BRIEF.
Write out the full listing exactly as given, minus the images.

LISTED RECORDS.
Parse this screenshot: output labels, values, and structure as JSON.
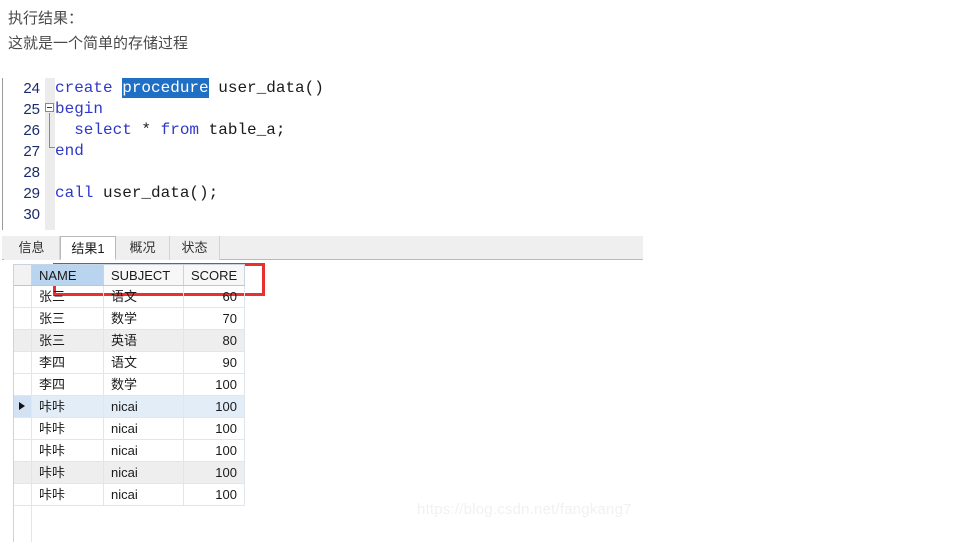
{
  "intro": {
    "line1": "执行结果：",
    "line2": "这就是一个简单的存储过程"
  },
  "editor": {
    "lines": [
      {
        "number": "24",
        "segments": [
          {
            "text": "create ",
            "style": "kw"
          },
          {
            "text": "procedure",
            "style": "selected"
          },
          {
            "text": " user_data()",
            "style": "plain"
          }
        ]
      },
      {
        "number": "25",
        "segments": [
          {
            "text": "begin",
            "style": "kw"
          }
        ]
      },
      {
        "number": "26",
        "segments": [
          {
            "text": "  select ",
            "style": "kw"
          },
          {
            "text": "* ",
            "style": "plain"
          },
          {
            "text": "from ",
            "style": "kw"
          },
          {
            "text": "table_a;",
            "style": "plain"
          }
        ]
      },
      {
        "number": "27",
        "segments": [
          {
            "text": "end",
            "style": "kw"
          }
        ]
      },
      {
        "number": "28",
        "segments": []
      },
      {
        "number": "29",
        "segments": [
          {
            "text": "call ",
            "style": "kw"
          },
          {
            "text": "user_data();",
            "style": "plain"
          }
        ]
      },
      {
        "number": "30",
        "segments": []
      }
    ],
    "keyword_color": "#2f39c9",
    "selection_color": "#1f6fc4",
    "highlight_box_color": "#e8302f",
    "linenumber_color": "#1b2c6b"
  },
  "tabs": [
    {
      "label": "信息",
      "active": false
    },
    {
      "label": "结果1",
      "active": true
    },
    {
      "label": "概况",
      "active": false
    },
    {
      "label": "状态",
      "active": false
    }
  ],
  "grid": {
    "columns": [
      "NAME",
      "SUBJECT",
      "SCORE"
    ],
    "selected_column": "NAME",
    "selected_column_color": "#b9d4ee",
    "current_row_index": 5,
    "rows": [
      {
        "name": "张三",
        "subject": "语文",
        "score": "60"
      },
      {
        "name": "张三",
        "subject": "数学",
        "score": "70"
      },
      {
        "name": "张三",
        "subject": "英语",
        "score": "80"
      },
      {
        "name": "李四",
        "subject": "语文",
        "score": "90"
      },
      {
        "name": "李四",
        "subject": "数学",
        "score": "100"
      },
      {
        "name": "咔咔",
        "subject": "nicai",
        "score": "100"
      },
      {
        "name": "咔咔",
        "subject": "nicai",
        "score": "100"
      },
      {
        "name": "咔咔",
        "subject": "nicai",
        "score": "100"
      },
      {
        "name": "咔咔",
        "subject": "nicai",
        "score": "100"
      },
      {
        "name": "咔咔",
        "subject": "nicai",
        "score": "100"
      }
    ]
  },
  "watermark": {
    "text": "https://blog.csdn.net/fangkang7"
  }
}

WRITTEN ANSWER.
Parse this screenshot: output labels, values, and structure as JSON.
{
  "intro": {
    "line1": "执行结果：",
    "line2": "这就是一个简单的存储过程"
  },
  "editor": {
    "lines": [
      {
        "number": "24",
        "segments": [
          {
            "text": "create ",
            "style": "kw"
          },
          {
            "text": "procedure",
            "style": "selected"
          },
          {
            "text": " user_data()",
            "style": "plain"
          }
        ]
      },
      {
        "number": "25",
        "segments": [
          {
            "text": "begin",
            "style": "kw"
          }
        ]
      },
      {
        "number": "26",
        "segments": [
          {
            "text": "  select ",
            "style": "kw"
          },
          {
            "text": "* ",
            "style": "plain"
          },
          {
            "text": "from ",
            "style": "kw"
          },
          {
            "text": "table_a;",
            "style": "plain"
          }
        ]
      },
      {
        "number": "27",
        "segments": [
          {
            "text": "end",
            "style": "kw"
          }
        ]
      },
      {
        "number": "28",
        "segments": []
      },
      {
        "number": "29",
        "segments": [
          {
            "text": "call ",
            "style": "kw"
          },
          {
            "text": "user_data();",
            "style": "plain"
          }
        ]
      },
      {
        "number": "30",
        "segments": []
      }
    ],
    "keyword_color": "#2f39c9",
    "selection_color": "#1f6fc4",
    "highlight_box_color": "#e8302f",
    "linenumber_color": "#1b2c6b"
  },
  "tabs": [
    {
      "label": "信息",
      "active": false
    },
    {
      "label": "结果1",
      "active": true
    },
    {
      "label": "概况",
      "active": false
    },
    {
      "label": "状态",
      "active": false
    }
  ],
  "grid": {
    "columns": [
      "NAME",
      "SUBJECT",
      "SCORE"
    ],
    "selected_column": "NAME",
    "selected_column_color": "#b9d4ee",
    "current_row_index": 5,
    "rows": [
      {
        "name": "张三",
        "subject": "语文",
        "score": "60"
      },
      {
        "name": "张三",
        "subject": "数学",
        "score": "70"
      },
      {
        "name": "张三",
        "subject": "英语",
        "score": "80"
      },
      {
        "name": "李四",
        "subject": "语文",
        "score": "90"
      },
      {
        "name": "李四",
        "subject": "数学",
        "score": "100"
      },
      {
        "name": "咔咔",
        "subject": "nicai",
        "score": "100"
      },
      {
        "name": "咔咔",
        "subject": "nicai",
        "score": "100"
      },
      {
        "name": "咔咔",
        "subject": "nicai",
        "score": "100"
      },
      {
        "name": "咔咔",
        "subject": "nicai",
        "score": "100"
      },
      {
        "name": "咔咔",
        "subject": "nicai",
        "score": "100"
      }
    ]
  },
  "watermark": {
    "text": "https://blog.csdn.net/fangkang7"
  }
}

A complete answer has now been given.